# Material
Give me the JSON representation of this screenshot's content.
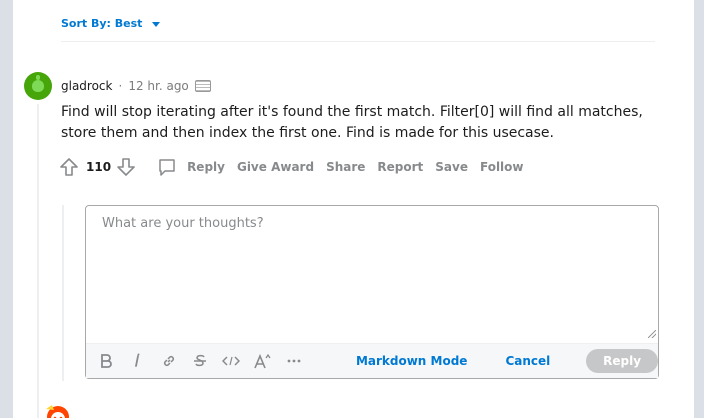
{
  "sort": {
    "label": "Sort By: Best"
  },
  "comment": {
    "username": "gladrock",
    "separator": "·",
    "time": "12 hr. ago",
    "body": "Find will stop iterating after it's found the first match. Filter[0] will find all matches, store them and then index the first one. Find is made for this usecase.",
    "score": "110",
    "actions": {
      "reply": "Reply",
      "give_award": "Give Award",
      "share": "Share",
      "report": "Report",
      "save": "Save",
      "follow": "Follow"
    }
  },
  "editor": {
    "placeholder": "What are your thoughts?",
    "markdown_mode": "Markdown Mode",
    "cancel": "Cancel",
    "reply": "Reply",
    "tools": [
      "bold-icon",
      "italic-icon",
      "link-icon",
      "strikethrough-icon",
      "inline-code-icon",
      "superscript-icon",
      "more-icon"
    ]
  },
  "colors": {
    "accent": "#0079d3",
    "background": "#dae0e6",
    "muted": "#878a8c",
    "avatar": "#46a508"
  }
}
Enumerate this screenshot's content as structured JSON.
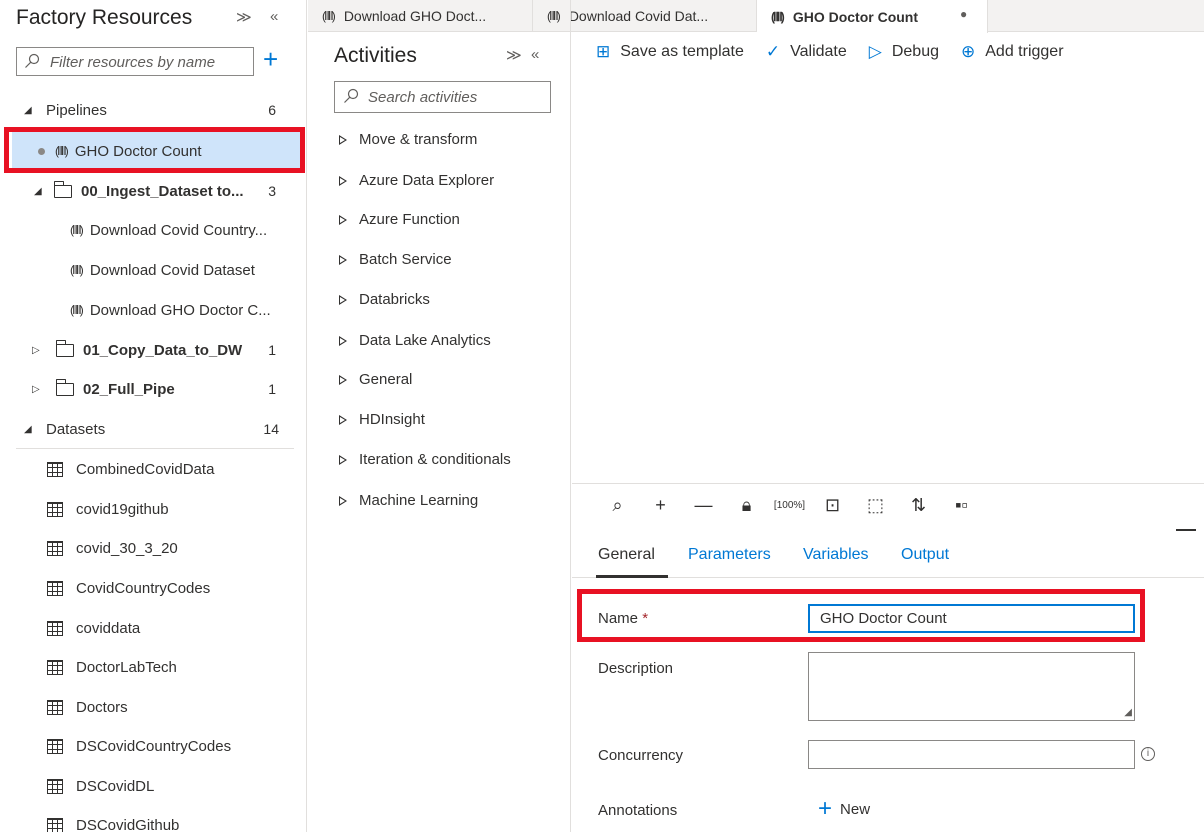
{
  "factory": {
    "title": "Factory Resources",
    "filter_placeholder": "Filter resources by name",
    "pipelines_label": "Pipelines",
    "pipelines_count": "6",
    "selected_pipeline": "GHO Doctor Count",
    "folders": [
      {
        "name": "00_Ingest_Dataset to...",
        "count": "3",
        "items": [
          "Download Covid Country...",
          "Download Covid Dataset",
          "Download GHO Doctor C..."
        ]
      },
      {
        "name": "01_Copy_Data_to_DW",
        "count": "1"
      },
      {
        "name": "02_Full_Pipe",
        "count": "1"
      }
    ],
    "datasets_label": "Datasets",
    "datasets_count": "14",
    "datasets": [
      "CombinedCovidData",
      "covid19github",
      "covid_30_3_20",
      "CovidCountryCodes",
      "coviddata",
      "DoctorLabTech",
      "Doctors",
      "DSCovidCountryCodes",
      "DSCovidDL",
      "DSCovidGithub"
    ]
  },
  "tabs": [
    {
      "label": "Download GHO Doct..."
    },
    {
      "label": "Download Covid Dat..."
    },
    {
      "label": "GHO Doctor Count"
    }
  ],
  "activities": {
    "title": "Activities",
    "search_placeholder": "Search activities",
    "categories": [
      "Move & transform",
      "Azure Data Explorer",
      "Azure Function",
      "Batch Service",
      "Databricks",
      "Data Lake Analytics",
      "General",
      "HDInsight",
      "Iteration & conditionals",
      "Machine Learning"
    ]
  },
  "toolbar": {
    "save_template": "Save as template",
    "validate": "Validate",
    "debug": "Debug",
    "add_trigger": "Add trigger"
  },
  "properties": {
    "tabs": [
      "General",
      "Parameters",
      "Variables",
      "Output"
    ],
    "name_label": "Name",
    "name_required": "*",
    "name_value": "GHO Doctor Count",
    "description_label": "Description",
    "concurrency_label": "Concurrency",
    "annotations_label": "Annotations",
    "new_label": "New"
  },
  "colors": {
    "accent": "#0078d4",
    "highlight": "#e81123",
    "selected": "#cfe4fa"
  }
}
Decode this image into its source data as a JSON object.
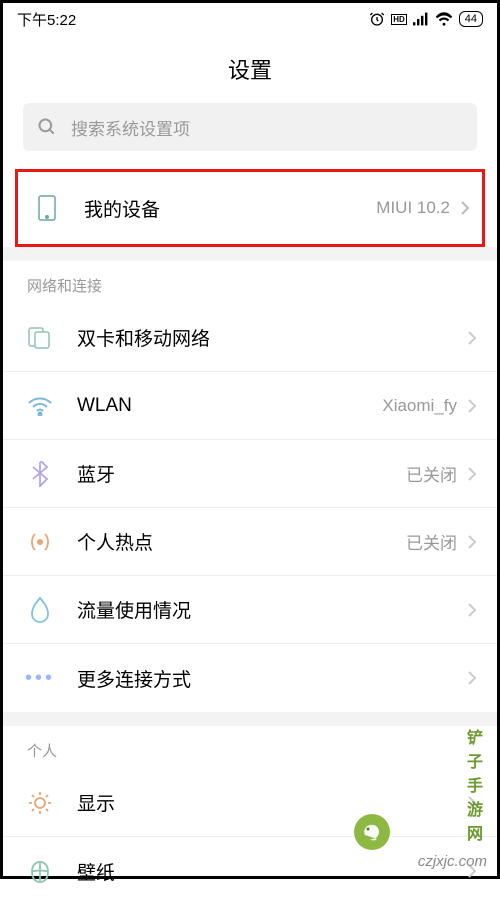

# What you will do
Take the listing above and print it exactly, apart from the pictures.

# The answer
Give me the JSON representation of this screenshot's content.
{
  "sort": {
    "label": "Sort By: Best"
  },
  "comment": {
    "username": "gladrock",
    "separator": "·",
    "time": "12 hr. ago",
    "body": "Find will stop iterating after it's found the first match. Filter[0] will find all matches, store them and then index the first one. Find is made for this usecase.",
    "score": "110",
    "actions": {
      "reply": "Reply",
      "give_award": "Give Award",
      "share": "Share",
      "report": "Report",
      "save": "Save",
      "follow": "Follow"
    }
  },
  "editor": {
    "placeholder": "What are your thoughts?",
    "markdown_mode": "Markdown Mode",
    "cancel": "Cancel",
    "reply": "Reply",
    "tools": [
      "bold-icon",
      "italic-icon",
      "link-icon",
      "strikethrough-icon",
      "inline-code-icon",
      "superscript-icon",
      "more-icon"
    ]
  },
  "colors": {
    "accent": "#0079d3",
    "background": "#dae0e6",
    "muted": "#878a8c",
    "avatar": "#46a508"
  }
}
Enumerate this screenshot's content as structured JSON.
{
  "factory": {
    "title": "Factory Resources",
    "filter_placeholder": "Filter resources by name",
    "pipelines_label": "Pipelines",
    "pipelines_count": "6",
    "selected_pipeline": "GHO Doctor Count",
    "folders": [
      {
        "name": "00_Ingest_Dataset to...",
        "count": "3",
        "items": [
          "Download Covid Country...",
          "Download Covid Dataset",
          "Download GHO Doctor C..."
        ]
      },
      {
        "name": "01_Copy_Data_to_DW",
        "count": "1"
      },
      {
        "name": "02_Full_Pipe",
        "count": "1"
      }
    ],
    "datasets_label": "Datasets",
    "datasets_count": "14",
    "datasets": [
      "CombinedCovidData",
      "covid19github",
      "covid_30_3_20",
      "CovidCountryCodes",
      "coviddata",
      "DoctorLabTech",
      "Doctors",
      "DSCovidCountryCodes",
      "DSCovidDL",
      "DSCovidGithub"
    ]
  },
  "tabs": [
    {
      "label": "Download GHO Doct..."
    },
    {
      "label": "Download Covid Dat..."
    },
    {
      "label": "GHO Doctor Count"
    }
  ],
  "activities": {
    "title": "Activities",
    "search_placeholder": "Search activities",
    "categories": [
      "Move & transform",
      "Azure Data Explorer",
      "Azure Function",
      "Batch Service",
      "Databricks",
      "Data Lake Analytics",
      "General",
      "HDInsight",
      "Iteration & conditionals",
      "Machine Learning"
    ]
  },
  "toolbar": {
    "save_template": "Save as template",
    "validate": "Validate",
    "debug": "Debug",
    "add_trigger": "Add trigger"
  },
  "properties": {
    "tabs": [
      "General",
      "Parameters",
      "Variables",
      "Output"
    ],
    "name_label": "Name",
    "name_required": "*",
    "name_value": "GHO Doctor Count",
    "description_label": "Description",
    "concurrency_label": "Concurrency",
    "annotations_label": "Annotations",
    "new_label": "New"
  },
  "colors": {
    "accent": "#0078d4",
    "highlight": "#e81123",
    "selected": "#cfe4fa"
  }
}
Decode this image into its source data as a JSON object.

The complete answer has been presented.